_THE EXERCISE_: Filter the entries below, keeping only lines with the word "a₄成等比数列".

_LISTED ENTRIES_:

* * *

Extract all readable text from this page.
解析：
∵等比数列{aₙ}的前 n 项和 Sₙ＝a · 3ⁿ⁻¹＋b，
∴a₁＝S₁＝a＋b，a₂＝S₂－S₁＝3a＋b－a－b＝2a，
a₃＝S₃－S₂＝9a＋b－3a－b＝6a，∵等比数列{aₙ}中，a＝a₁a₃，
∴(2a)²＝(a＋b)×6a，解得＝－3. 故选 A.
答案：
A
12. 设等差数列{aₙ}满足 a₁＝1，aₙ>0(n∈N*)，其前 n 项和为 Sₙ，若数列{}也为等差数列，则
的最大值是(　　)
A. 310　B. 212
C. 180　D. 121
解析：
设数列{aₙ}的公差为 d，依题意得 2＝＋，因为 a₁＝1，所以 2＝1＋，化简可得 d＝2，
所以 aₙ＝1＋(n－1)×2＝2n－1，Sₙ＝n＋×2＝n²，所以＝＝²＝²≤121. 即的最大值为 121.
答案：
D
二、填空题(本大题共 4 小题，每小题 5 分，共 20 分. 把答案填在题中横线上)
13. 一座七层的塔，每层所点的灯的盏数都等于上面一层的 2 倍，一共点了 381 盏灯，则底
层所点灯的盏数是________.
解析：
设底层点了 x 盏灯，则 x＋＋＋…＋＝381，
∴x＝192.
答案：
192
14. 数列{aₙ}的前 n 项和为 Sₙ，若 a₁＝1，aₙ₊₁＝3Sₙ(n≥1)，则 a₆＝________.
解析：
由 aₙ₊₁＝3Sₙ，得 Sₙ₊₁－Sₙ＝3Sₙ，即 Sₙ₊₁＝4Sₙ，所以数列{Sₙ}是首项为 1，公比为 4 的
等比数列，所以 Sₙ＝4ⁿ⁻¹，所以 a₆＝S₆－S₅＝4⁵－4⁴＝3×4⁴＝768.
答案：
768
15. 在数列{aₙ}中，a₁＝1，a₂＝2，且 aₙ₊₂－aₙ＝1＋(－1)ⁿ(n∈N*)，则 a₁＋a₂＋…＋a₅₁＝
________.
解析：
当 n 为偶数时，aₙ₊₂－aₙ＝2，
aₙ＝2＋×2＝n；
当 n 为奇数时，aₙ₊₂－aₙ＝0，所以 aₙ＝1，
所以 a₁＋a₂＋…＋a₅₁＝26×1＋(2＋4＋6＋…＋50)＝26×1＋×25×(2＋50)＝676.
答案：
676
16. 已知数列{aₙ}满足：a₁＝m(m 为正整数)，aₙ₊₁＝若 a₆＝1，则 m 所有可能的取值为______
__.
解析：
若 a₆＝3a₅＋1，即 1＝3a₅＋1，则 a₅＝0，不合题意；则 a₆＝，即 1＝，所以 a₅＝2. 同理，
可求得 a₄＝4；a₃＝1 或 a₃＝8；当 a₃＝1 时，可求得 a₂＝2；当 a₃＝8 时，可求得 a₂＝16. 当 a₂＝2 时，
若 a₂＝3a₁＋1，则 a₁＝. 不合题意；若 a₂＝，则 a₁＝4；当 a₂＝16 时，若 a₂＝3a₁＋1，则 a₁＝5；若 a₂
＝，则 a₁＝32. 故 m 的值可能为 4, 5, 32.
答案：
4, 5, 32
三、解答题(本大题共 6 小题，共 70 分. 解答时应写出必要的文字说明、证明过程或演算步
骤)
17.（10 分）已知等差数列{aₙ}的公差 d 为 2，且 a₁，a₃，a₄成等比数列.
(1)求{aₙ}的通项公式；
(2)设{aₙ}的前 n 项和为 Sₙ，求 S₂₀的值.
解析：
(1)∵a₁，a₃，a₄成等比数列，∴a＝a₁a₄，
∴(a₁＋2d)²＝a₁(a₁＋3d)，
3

* * *

_SOLUTION FOR THIS PROBLEM_:
17.（10 分）已知等差数列{aₙ}的公差 d 为 2，且 a₁，a₃，a₄成等比数列.
(1)∵a₁，a₃，a₄成等比数列，∴a＝a₁a₄，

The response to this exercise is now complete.